== TASK OBJECTIVE ==
Each entry needs to be restated exactly as written.

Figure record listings
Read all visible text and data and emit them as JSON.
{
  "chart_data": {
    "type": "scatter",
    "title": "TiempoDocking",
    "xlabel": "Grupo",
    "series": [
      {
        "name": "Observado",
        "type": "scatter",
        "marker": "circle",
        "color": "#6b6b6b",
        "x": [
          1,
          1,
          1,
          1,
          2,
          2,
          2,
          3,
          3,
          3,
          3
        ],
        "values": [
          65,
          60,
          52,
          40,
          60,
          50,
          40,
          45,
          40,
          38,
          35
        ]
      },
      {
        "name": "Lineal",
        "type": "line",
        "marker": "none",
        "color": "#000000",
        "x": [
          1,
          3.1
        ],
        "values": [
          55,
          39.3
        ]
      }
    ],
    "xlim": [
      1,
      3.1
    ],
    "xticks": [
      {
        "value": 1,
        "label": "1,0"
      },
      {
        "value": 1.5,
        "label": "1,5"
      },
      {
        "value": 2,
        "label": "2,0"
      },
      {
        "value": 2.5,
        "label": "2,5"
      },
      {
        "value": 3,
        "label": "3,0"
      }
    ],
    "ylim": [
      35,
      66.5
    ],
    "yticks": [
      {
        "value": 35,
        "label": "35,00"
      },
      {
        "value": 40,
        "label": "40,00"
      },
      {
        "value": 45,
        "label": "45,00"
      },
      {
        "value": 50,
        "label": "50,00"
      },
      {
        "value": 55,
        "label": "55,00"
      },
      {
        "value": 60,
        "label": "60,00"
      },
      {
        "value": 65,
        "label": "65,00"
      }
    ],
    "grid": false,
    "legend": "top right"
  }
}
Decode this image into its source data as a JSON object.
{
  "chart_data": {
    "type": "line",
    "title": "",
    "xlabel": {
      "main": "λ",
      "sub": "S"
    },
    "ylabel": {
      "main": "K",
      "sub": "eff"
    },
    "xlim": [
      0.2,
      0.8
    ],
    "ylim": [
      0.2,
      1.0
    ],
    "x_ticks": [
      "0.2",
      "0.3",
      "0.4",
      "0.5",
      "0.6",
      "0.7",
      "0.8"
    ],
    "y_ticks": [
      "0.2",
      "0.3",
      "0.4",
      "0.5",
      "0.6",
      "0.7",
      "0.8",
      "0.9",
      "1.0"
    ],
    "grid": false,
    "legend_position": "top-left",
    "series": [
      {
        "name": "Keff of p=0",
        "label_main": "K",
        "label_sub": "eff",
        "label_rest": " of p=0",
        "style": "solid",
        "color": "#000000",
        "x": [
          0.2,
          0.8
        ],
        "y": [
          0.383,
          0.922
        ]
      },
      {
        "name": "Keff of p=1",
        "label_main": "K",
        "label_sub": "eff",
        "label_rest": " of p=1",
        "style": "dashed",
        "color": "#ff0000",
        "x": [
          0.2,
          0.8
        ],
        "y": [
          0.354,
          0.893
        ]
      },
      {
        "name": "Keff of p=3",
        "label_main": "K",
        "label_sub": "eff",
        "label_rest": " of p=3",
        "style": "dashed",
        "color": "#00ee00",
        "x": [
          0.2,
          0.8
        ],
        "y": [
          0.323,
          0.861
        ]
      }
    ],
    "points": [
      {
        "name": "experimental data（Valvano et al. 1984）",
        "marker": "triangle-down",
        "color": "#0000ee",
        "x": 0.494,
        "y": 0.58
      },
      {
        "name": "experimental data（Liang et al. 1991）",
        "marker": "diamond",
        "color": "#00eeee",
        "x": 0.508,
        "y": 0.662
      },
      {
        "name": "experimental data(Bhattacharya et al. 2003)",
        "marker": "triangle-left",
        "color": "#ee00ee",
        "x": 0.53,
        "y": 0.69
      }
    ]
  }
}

== THE COMPLETED TASK ==
Read all visible text and data and emit them as JSON.
{
  "chart_data": {
    "type": "scatter",
    "title": "TiempoDocking",
    "xlabel": "Grupo",
    "series": [
      {
        "name": "Observado",
        "type": "scatter",
        "marker": "circle",
        "color": "#6b6b6b",
        "x": [
          1,
          1,
          1,
          1,
          2,
          2,
          2,
          3,
          3,
          3,
          3
        ],
        "values": [
          65,
          60,
          52,
          40,
          60,
          50,
          40,
          45,
          40,
          38,
          35
        ]
      },
      {
        "name": "Lineal",
        "type": "line",
        "marker": "none",
        "color": "#000000",
        "x": [
          1,
          3.1
        ],
        "values": [
          55,
          39.3
        ]
      }
    ],
    "xlim": [
      1,
      3.1
    ],
    "xticks": [
      {
        "value": 1,
        "label": "1,0"
      },
      {
        "value": 1.5,
        "label": "1,5"
      },
      {
        "value": 2,
        "label": "2,0"
      },
      {
        "value": 2.5,
        "label": "2,5"
      },
      {
        "value": 3,
        "label": "3,0"
      }
    ],
    "ylim": [
      35,
      66.5
    ],
    "yticks": [
      {
        "value": 35,
        "label": "35,00"
      },
      {
        "value": 40,
        "label": "40,00"
      },
      {
        "value": 45,
        "label": "45,00"
      },
      {
        "value": 50,
        "label": "50,00"
      },
      {
        "value": 55,
        "label": "55,00"
      },
      {
        "value": 60,
        "label": "60,00"
      },
      {
        "value": 65,
        "label": "65,00"
      }
    ],
    "grid": false,
    "legend": "top right"
  }
}
Decode this image into its source data as a JSON object.
{
  "chart_data": {
    "type": "line",
    "title": "",
    "xlabel": {
      "main": "λ",
      "sub": "S"
    },
    "ylabel": {
      "main": "K",
      "sub": "eff"
    },
    "xlim": [
      0.2,
      0.8
    ],
    "ylim": [
      0.2,
      1.0
    ],
    "x_ticks": [
      "0.2",
      "0.3",
      "0.4",
      "0.5",
      "0.6",
      "0.7",
      "0.8"
    ],
    "y_ticks": [
      "0.2",
      "0.3",
      "0.4",
      "0.5",
      "0.6",
      "0.7",
      "0.8",
      "0.9",
      "1.0"
    ],
    "grid": false,
    "legend_position": "top-left",
    "series": [
      {
        "name": "Keff of p=0",
        "label_main": "K",
        "label_sub": "eff",
        "label_rest": " of p=0",
        "style": "solid",
        "color": "#000000",
        "x": [
          0.2,
          0.8
        ],
        "y": [
          0.383,
          0.922
        ]
      },
      {
        "name": "Keff of p=1",
        "label_main": "K",
        "label_sub": "eff",
        "label_rest": " of p=1",
        "style": "dashed",
        "color": "#ff0000",
        "x": [
          0.2,
          0.8
        ],
        "y": [
          0.354,
          0.893
        ]
      },
      {
        "name": "Keff of p=3",
        "label_main": "K",
        "label_sub": "eff",
        "label_rest": " of p=3",
        "style": "dashed",
        "color": "#00ee00",
        "x": [
          0.2,
          0.8
        ],
        "y": [
          0.323,
          0.861
        ]
      }
    ],
    "points": [
      {
        "name": "experimental data（Valvano et al. 1984）",
        "marker": "triangle-down",
        "color": "#0000ee",
        "x": 0.494,
        "y": 0.58
      },
      {
        "name": "experimental data（Liang et al. 1991）",
        "marker": "diamond",
        "color": "#00eeee",
        "x": 0.508,
        "y": 0.662
      },
      {
        "name": "experimental data(Bhattacharya et al. 2003)",
        "marker": "triangle-left",
        "color": "#ee00ee",
        "x": 0.53,
        "y": 0.69
      }
    ]
  }
}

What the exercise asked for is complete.